Text to read>
+--
Other comments on this day's readings can be found here.
Reading 1 - 1Ki 9:11-13
"King Solomon gave twenty towns in Galilee to Hiram king of
Tyre, because Hiram had supplied him with all the cedar and pine and gold he
wanted. But when Hiram went from Tyre to see the towns that Solomon had given
him, he was not pleased with them. 'What kind of towns are these you have given
me, my brother?' he asked. And he called them the Land of Cabul ['Cabul' sounds
like the Hebrew for 'good-for-nothing'], a name they have to this day" (1Ki
9:11-13).
It looks very much here as if Galilee, the land of Jesus, was
looked down upon (Isa 9:1; cp Joh 1:46), and considered unimportant by King
Solomon (who symbolizes the Jews); it was also called "good for nothing" or
"dirty" by Hiram (who symbolizes the Gentiles).
+--
Material shown>
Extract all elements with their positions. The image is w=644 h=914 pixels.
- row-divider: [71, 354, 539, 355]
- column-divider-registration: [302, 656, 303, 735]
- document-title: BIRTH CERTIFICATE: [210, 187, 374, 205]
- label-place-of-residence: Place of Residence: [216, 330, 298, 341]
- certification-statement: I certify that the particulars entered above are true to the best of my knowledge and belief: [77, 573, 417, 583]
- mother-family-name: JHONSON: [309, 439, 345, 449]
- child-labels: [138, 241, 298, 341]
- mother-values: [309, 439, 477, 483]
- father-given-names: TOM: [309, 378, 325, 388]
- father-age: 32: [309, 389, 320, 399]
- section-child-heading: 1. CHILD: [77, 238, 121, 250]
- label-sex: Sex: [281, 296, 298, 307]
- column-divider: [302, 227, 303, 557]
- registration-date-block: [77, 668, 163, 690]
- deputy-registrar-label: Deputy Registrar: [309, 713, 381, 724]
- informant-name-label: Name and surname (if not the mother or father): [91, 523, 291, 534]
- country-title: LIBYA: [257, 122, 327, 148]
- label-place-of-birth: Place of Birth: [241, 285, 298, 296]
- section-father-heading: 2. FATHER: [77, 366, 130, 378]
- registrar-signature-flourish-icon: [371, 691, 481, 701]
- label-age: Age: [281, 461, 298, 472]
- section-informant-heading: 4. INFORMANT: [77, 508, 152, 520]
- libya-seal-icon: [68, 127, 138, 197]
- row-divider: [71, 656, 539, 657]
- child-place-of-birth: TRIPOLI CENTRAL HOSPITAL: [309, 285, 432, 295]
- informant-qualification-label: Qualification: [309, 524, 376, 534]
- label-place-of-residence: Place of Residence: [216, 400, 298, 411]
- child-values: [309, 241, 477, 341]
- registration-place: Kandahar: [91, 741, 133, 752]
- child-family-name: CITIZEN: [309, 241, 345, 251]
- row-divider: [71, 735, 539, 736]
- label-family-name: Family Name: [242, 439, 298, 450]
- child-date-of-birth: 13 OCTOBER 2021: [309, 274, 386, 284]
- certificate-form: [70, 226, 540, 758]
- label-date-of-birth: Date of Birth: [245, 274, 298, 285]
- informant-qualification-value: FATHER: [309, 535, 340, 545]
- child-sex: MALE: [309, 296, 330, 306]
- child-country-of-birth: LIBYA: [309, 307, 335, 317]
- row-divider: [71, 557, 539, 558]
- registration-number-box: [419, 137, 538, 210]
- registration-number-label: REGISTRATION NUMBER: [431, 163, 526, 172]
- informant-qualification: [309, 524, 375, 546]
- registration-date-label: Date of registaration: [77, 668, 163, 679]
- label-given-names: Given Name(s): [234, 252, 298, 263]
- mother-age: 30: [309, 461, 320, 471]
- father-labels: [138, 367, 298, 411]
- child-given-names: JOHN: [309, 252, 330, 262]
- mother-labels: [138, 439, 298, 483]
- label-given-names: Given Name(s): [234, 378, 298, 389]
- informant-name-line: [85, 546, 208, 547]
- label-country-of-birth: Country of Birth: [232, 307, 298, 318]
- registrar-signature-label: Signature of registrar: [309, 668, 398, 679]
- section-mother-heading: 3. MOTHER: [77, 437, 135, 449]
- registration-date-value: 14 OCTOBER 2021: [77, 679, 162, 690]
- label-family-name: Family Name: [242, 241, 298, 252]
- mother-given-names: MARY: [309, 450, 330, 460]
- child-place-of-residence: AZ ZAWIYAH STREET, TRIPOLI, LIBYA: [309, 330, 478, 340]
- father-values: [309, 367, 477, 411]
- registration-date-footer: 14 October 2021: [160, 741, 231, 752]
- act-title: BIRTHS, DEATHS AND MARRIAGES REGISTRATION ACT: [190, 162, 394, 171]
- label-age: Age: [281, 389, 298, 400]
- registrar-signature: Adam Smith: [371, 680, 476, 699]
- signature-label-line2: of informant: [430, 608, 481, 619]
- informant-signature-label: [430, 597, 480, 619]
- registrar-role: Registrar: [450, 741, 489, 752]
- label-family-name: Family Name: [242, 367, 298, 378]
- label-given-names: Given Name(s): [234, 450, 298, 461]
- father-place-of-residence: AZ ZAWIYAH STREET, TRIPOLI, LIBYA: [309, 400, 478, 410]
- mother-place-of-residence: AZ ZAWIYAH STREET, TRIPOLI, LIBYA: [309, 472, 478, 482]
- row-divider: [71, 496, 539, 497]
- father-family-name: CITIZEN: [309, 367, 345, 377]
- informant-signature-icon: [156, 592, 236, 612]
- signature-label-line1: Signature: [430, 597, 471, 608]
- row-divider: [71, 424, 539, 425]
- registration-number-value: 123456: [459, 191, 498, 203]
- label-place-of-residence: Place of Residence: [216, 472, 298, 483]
+--
Exercises to complete>
- 1) Answer these questions from the commentary on Solomon's gift to Hiram.
(a) How many towns in Galilee did King Solomon give to Hiram?
(b) What name did Hiram give those towns?
(c) Whom does Hiram symbolize in the commentary?
- 2) Continue the commentary on Solomon's gift to Hiram from where it stops.

Written answers>
- 1)
(a) Twenty
(b) The Land of Cabul
(c) The Gentiles

- 2)
After inspecting these cities, Hiram gave them back to Solomon
(2Ch 8:2). The despised, "good-for-nothing", "dirty" Galilean cities were passed
back and forth -- from Jew to Gentile and back again. They represent the
despised Jesus of Nazareth -- in Galilee -- for, at the time of his trial, he
was also passed back and forth between Herod the Jew and Pilate the
Gentile!
Reading 2 - Jer 35:14
"Jonadab son of Recab ordered his sons not to drink wine and
this command has been kept. To this day they do not drink wine, because they
obey their forefather's command. But I have spoken to you again and again, yet
you have not obeyed me" (Jer 35:14).
Although he had been dead over 200 years, the Recabites still
obey the command of their father. And they will be rewarded (v 19)... even
though he was an imperfect father!
But Israel, with a perfect Father, disobey... and will be
punished (v 17).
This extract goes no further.